## Directions
The entries are to be returned exactly, with images left out.

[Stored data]
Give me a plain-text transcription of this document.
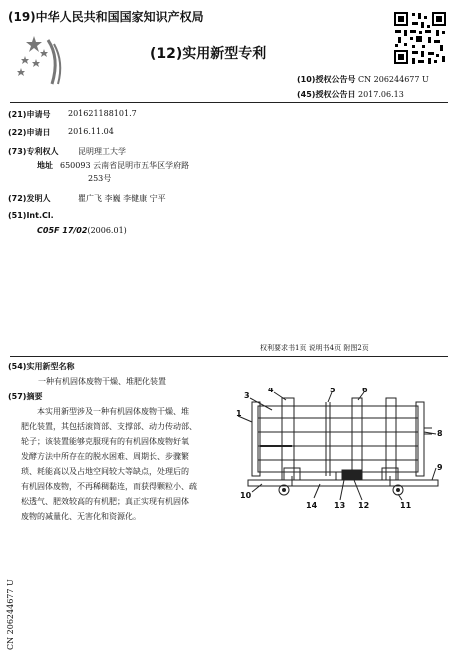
(19)中华人民共和国国家知识产权局
(12)实用新型专利
(10)授权公告号 CN 206244677 U
(45)授权公告日 2017.06.13
(21)申请号 201621188101.7
(22)申请日 2016.11.04
(73)专利权人 昆明理工大学
地址 650093 云南省昆明市五华区学府路
253号
(72)发明人	瞿广飞 李巍 李健康 宁平
(51)Int.Cl.
C05F 17/02(2006.01)
权利要求书1页 说明书4页 附图2页
(54)实用新型名称
一种有机固体废物干燥、堆肥化装置
(57)摘要
本实用新型涉及一种有机固体废物干燥、堆
肥化装置，其包括滚筒部、支撑部、动力传动部、
轮子；该装置能够克服现有的有机固体废物好氧
发酵方法中所存在的脱水困难、周期长、步骤繁
琐、耗能高以及占地空间较大等缺点，处理后的
有机固体废物，不再稀稠黏连，而获得颗粒小、疏
松透气、肥效较高的有机肥；真正实现有机固体
废物的减量化、无害化和资源化。
3
4	5	6
1
8
9
10
14 13 12	11
CN 206244677 U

## Task output
Give me a plain-text transcription of this document.
(19)中华人民共和国国家知识产权局
(12)实用新型专利
(10)授权公告号 CN 206244677 U
(45)授权公告日 2017.06.13
(21)申请号 201621188101.7
(22)申请日 2016.11.04
(73)专利权人 昆明理工大学
地址 650093 云南省昆明市五华区学府路
253号
(72)发明人	瞿广飞 李巍 李健康 宁平
(51)Int.Cl.
C05F 17/02(2006.01)
权利要求书1页 说明书4页 附图2页
(54)实用新型名称
一种有机固体废物干燥、堆肥化装置
(57)摘要
本实用新型涉及一种有机固体废物干燥、堆
肥化装置，其包括滚筒部、支撑部、动力传动部、
轮子；该装置能够克服现有的有机固体废物好氧
发酵方法中所存在的脱水困难、周期长、步骤繁
琐、耗能高以及占地空间较大等缺点，处理后的
有机固体废物，不再稀稠黏连，而获得颗粒小、疏
松透气、肥效较高的有机肥；真正实现有机固体
废物的减量化、无害化和资源化。
3
4	5	6
1
8
9
10
14 13 12	11
CN 206244677 U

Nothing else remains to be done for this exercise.